**Task statement:** Copy the data that follows, character for character, minus the pictures.

**Records for processing:**
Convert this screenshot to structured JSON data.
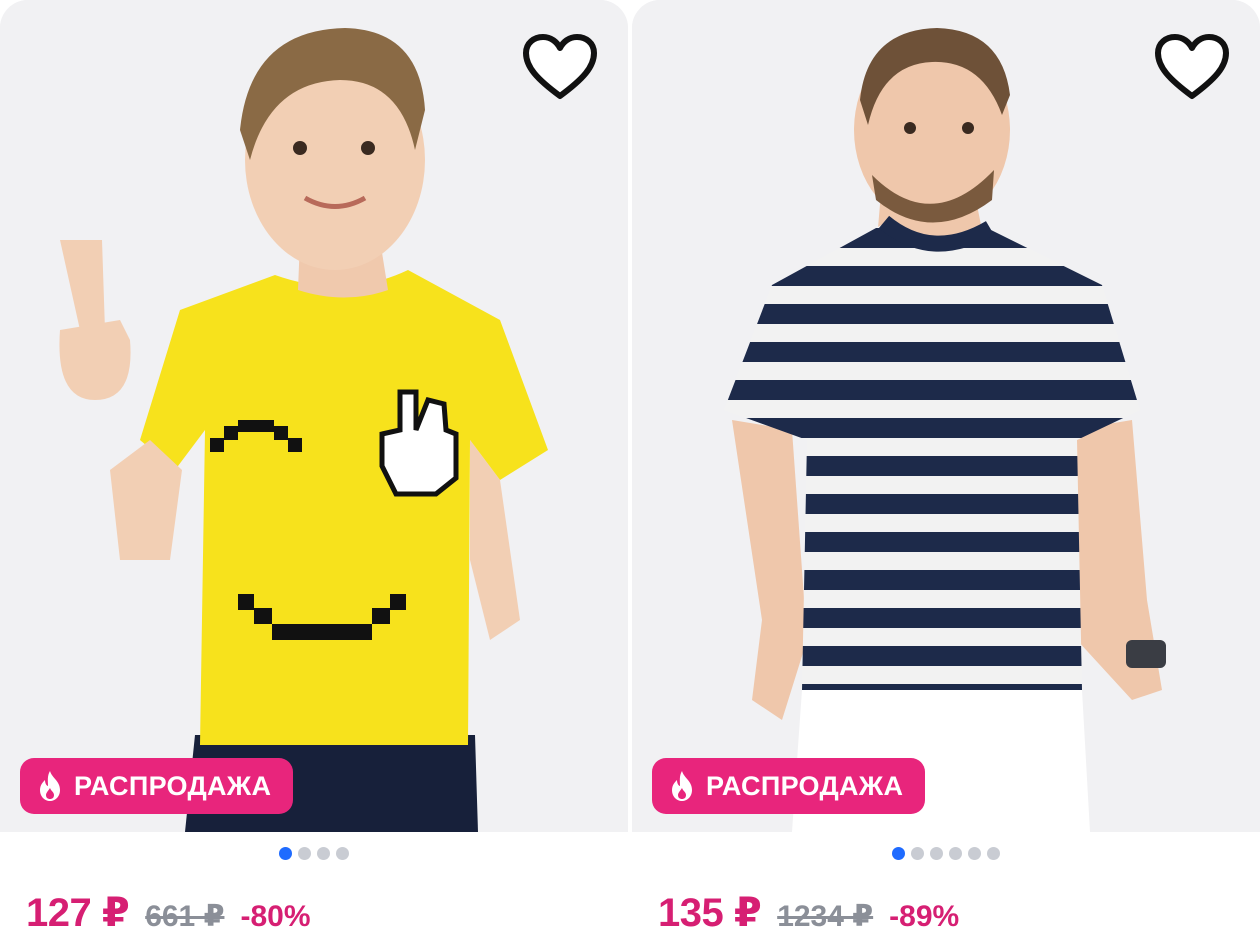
{
  "products": [
    {
      "badge_label": "РАСПРОДАЖА",
      "price_current": "127 ₽",
      "price_old": "661 ₽",
      "discount": "-80%",
      "photo_count": 4,
      "active_photo": 1,
      "favorite_icon": "heart-outline-icon",
      "badge_icon": "flame-icon",
      "colors": {
        "accent": "#e8257c",
        "dot_active": "#1f6bff",
        "shirt": "#f7e21c"
      }
    },
    {
      "badge_label": "РАСПРОДАЖА",
      "price_current": "135 ₽",
      "price_old": "1234 ₽",
      "discount": "-89%",
      "photo_count": 6,
      "active_photo": 1,
      "favorite_icon": "heart-outline-icon",
      "badge_icon": "flame-icon",
      "colors": {
        "accent": "#e8257c",
        "dot_active": "#1f6bff",
        "stripe_dark": "#1d2a4a",
        "stripe_light": "#f2f2f2"
      }
    }
  ]
}
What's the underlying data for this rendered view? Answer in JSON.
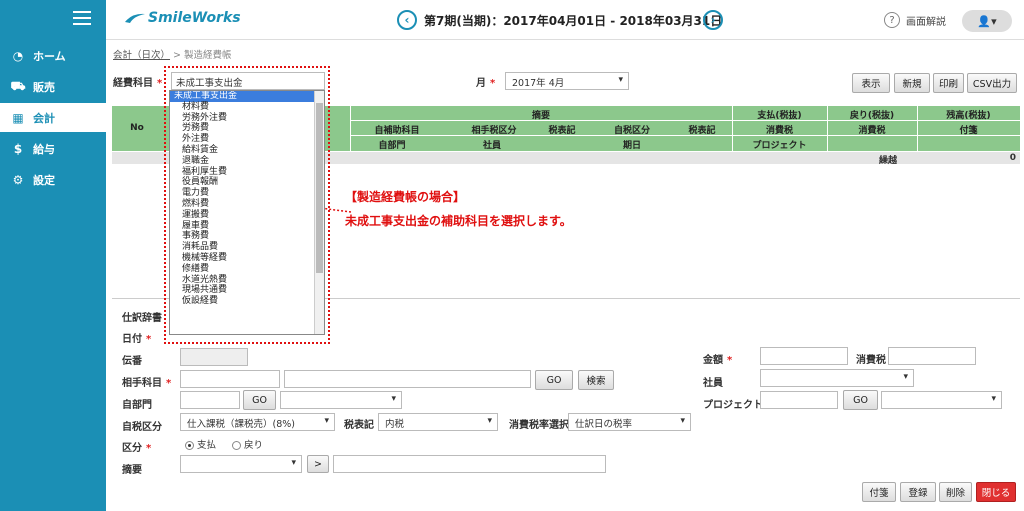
{
  "sidebar": {
    "items": [
      {
        "label": "ホーム",
        "icon": "dashboard-icon"
      },
      {
        "label": "販売",
        "icon": "cart-icon"
      },
      {
        "label": "会計",
        "icon": "calculator-icon"
      },
      {
        "label": "給与",
        "icon": "money-bag-icon"
      },
      {
        "label": "設定",
        "icon": "gear-icon"
      }
    ],
    "active_index": 2
  },
  "header": {
    "logo": "SmileWorks",
    "period": "第7期(当期)：2017年04月01日 - 2018年03月31日",
    "prev": "‹",
    "next": "›",
    "help_label": "画面解説",
    "help_icon": "?",
    "user_icon": "👤▾"
  },
  "breadcrumb": {
    "parent": "会計（日次）",
    "sep": ">",
    "current": "製造経費帳"
  },
  "filters": {
    "account_label": "経費科目",
    "account_value": "未成工事支出金",
    "month_label": "月",
    "month_value": "2017年 4月",
    "required_mark": "*"
  },
  "toolbar": {
    "display": "表示",
    "new": "新規",
    "print": "印刷",
    "csv": "CSV出力"
  },
  "table": {
    "no": "No",
    "summary": "摘要",
    "sub_account": "自補助科目",
    "partner_class": "相手税区分",
    "tax_mark1": "税表記",
    "own_class": "自税区分",
    "tax_mark2": "税表記",
    "own_dept": "自部門",
    "employee": "社員",
    "due_date": "期日",
    "payment": "支払(税抜)",
    "tax1": "消費税",
    "project": "プロジェクト",
    "refund": "戻り(税抜)",
    "tax2": "消費税",
    "balance": "残高(税抜)",
    "memo": "付箋",
    "carry_label": "繰越",
    "carry_value": "0"
  },
  "dropdown": {
    "items": [
      "未成工事支出金",
      "材料費",
      "労務外注費",
      "労務費",
      "外注費",
      "給料賃金",
      "退職金",
      "福利厚生費",
      "役員報酬",
      "電力費",
      "燃料費",
      "運搬費",
      "履車費",
      "事務費",
      "消耗品費",
      "機械等経費",
      "修繕費",
      "水道光熱費",
      "現場共通費",
      "仮設経費"
    ],
    "selected_index": 0
  },
  "annotation": {
    "title": "【製造経費帳の場合】",
    "body": "未成工事支出金の補助科目を選択します。"
  },
  "form": {
    "journal_dict": "仕訳辞書",
    "date": "日付",
    "voucher": "伝番",
    "partner_account": "相手科目",
    "go": "GO",
    "search": "検索",
    "own_dept": "自部門",
    "own_tax_class": "自税区分",
    "own_tax_class_value": "仕入課税（課税売）(8%)",
    "tax_mark": "税表記",
    "tax_mark_value": "内税",
    "tax_rate_select": "消費税率選択",
    "tax_rate_value": "仕訳日の税率",
    "kubun": "区分",
    "kubun_opt1": "支払",
    "kubun_opt2": "戻り",
    "summary": "摘要",
    "summary_btn": ">",
    "amount": "金額",
    "consumption_tax": "消費税",
    "employee": "社員",
    "project": "プロジェクト",
    "required_mark": "*"
  },
  "footer": {
    "memo": "付箋",
    "register": "登録",
    "delete": "削除",
    "close": "閉じる"
  }
}
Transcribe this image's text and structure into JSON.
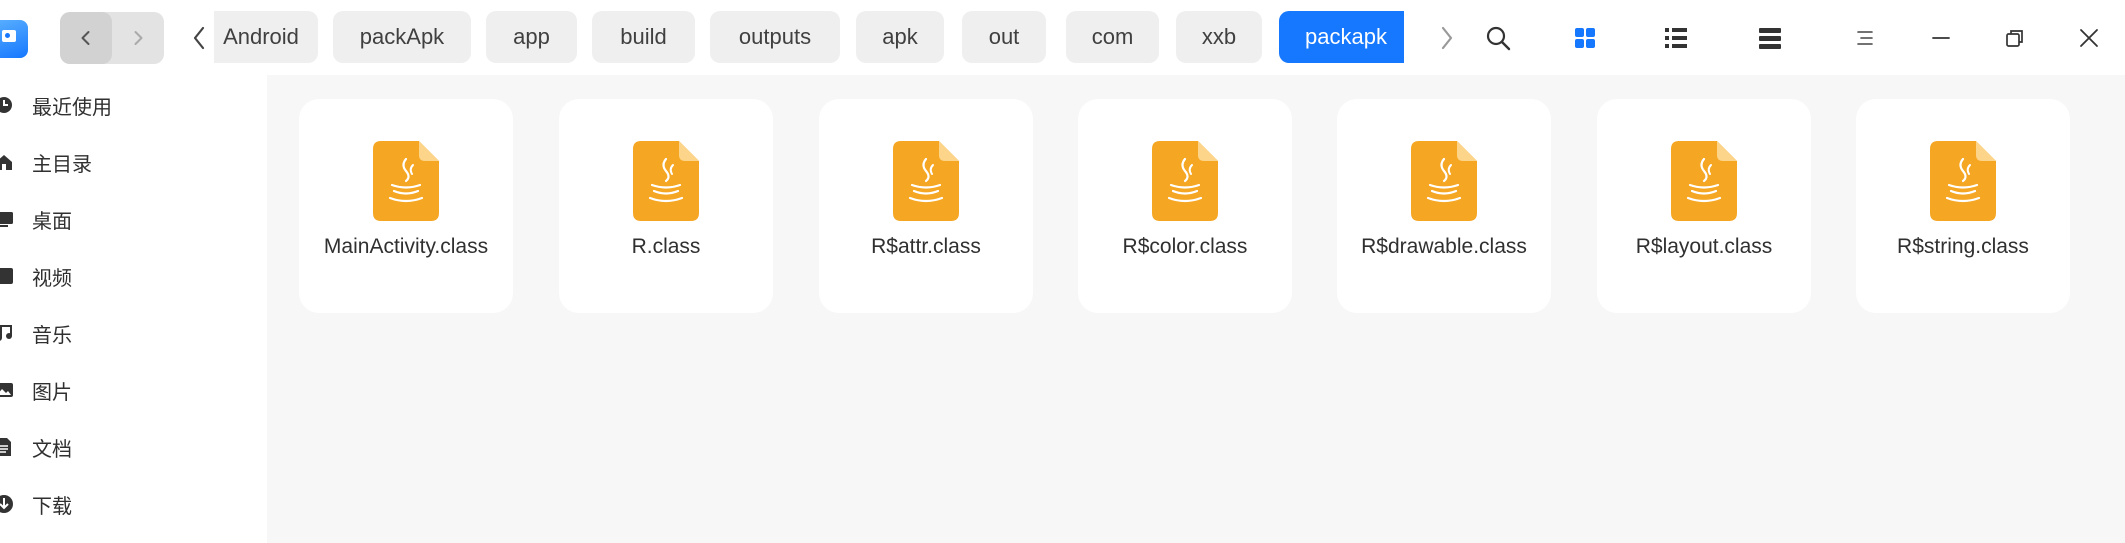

**Problem solution:**
Convert this screenshot to structured JSON data.
{
  "products": [
    {
      "badge_label": "РАСПРОДАЖА",
      "price_current": "127 ₽",
      "price_old": "661 ₽",
      "discount": "-80%",
      "photo_count": 4,
      "active_photo": 1,
      "favorite_icon": "heart-outline-icon",
      "badge_icon": "flame-icon",
      "colors": {
        "accent": "#e8257c",
        "dot_active": "#1f6bff",
        "shirt": "#f7e21c"
      }
    },
    {
      "badge_label": "РАСПРОДАЖА",
      "price_current": "135 ₽",
      "price_old": "1234 ₽",
      "discount": "-89%",
      "photo_count": 6,
      "active_photo": 1,
      "favorite_icon": "heart-outline-icon",
      "badge_icon": "flame-icon",
      "colors": {
        "accent": "#e8257c",
        "dot_active": "#1f6bff",
        "stripe_dark": "#1d2a4a",
        "stripe_light": "#f2f2f2"
      }
    }
  ]
}
What's the underlying data for this rendered view? Answer in JSON.
{
  "sidebar": {
    "items": [
      {
        "label": "ホーム",
        "icon": "dashboard-icon"
      },
      {
        "label": "販売",
        "icon": "cart-icon"
      },
      {
        "label": "会計",
        "icon": "calculator-icon"
      },
      {
        "label": "給与",
        "icon": "money-bag-icon"
      },
      {
        "label": "設定",
        "icon": "gear-icon"
      }
    ],
    "active_index": 2
  },
  "header": {
    "logo": "SmileWorks",
    "period": "第7期(当期)：2017年04月01日 - 2018年03月31日",
    "prev": "‹",
    "next": "›",
    "help_label": "画面解説",
    "help_icon": "?",
    "user_icon": "👤▾"
  },
  "breadcrumb": {
    "parent": "会計（日次）",
    "sep": ">",
    "current": "製造経費帳"
  },
  "filters": {
    "account_label": "経費科目",
    "account_value": "未成工事支出金",
    "month_label": "月",
    "month_value": "2017年 4月",
    "required_mark": "*"
  },
  "toolbar": {
    "display": "表示",
    "new": "新規",
    "print": "印刷",
    "csv": "CSV出力"
  },
  "table": {
    "no": "No",
    "summary": "摘要",
    "sub_account": "自補助科目",
    "partner_class": "相手税区分",
    "tax_mark1": "税表記",
    "own_class": "自税区分",
    "tax_mark2": "税表記",
    "own_dept": "自部門",
    "employee": "社員",
    "due_date": "期日",
    "payment": "支払(税抜)",
    "tax1": "消費税",
    "project": "プロジェクト",
    "refund": "戻り(税抜)",
    "tax2": "消費税",
    "balance": "残高(税抜)",
    "memo": "付箋",
    "carry_label": "繰越",
    "carry_value": "0"
  },
  "dropdown": {
    "items": [
      "未成工事支出金",
      "材料費",
      "労務外注費",
      "労務費",
      "外注費",
      "給料賃金",
      "退職金",
      "福利厚生費",
      "役員報酬",
      "電力費",
      "燃料費",
      "運搬費",
      "履車費",
      "事務費",
      "消耗品費",
      "機械等経費",
      "修繕費",
      "水道光熱費",
      "現場共通費",
      "仮設経費"
    ],
    "selected_index": 0
  },
  "annotation": {
    "title": "【製造経費帳の場合】",
    "body": "未成工事支出金の補助科目を選択します。"
  },
  "form": {
    "journal_dict": "仕訳辞書",
    "date": "日付",
    "voucher": "伝番",
    "partner_account": "相手科目",
    "go": "GO",
    "search": "検索",
    "own_dept": "自部門",
    "own_tax_class": "自税区分",
    "own_tax_class_value": "仕入課税（課税売）(8%)",
    "tax_mark": "税表記",
    "tax_mark_value": "内税",
    "tax_rate_select": "消費税率選択",
    "tax_rate_value": "仕訳日の税率",
    "kubun": "区分",
    "kubun_opt1": "支払",
    "kubun_opt2": "戻り",
    "summary": "摘要",
    "summary_btn": ">",
    "amount": "金額",
    "consumption_tax": "消費税",
    "employee": "社員",
    "project": "プロジェクト",
    "required_mark": "*"
  },
  "footer": {
    "memo": "付箋",
    "register": "登録",
    "delete": "削除",
    "close": "閉じる"
  }
}
Transcribe this image's text and structure into JSON.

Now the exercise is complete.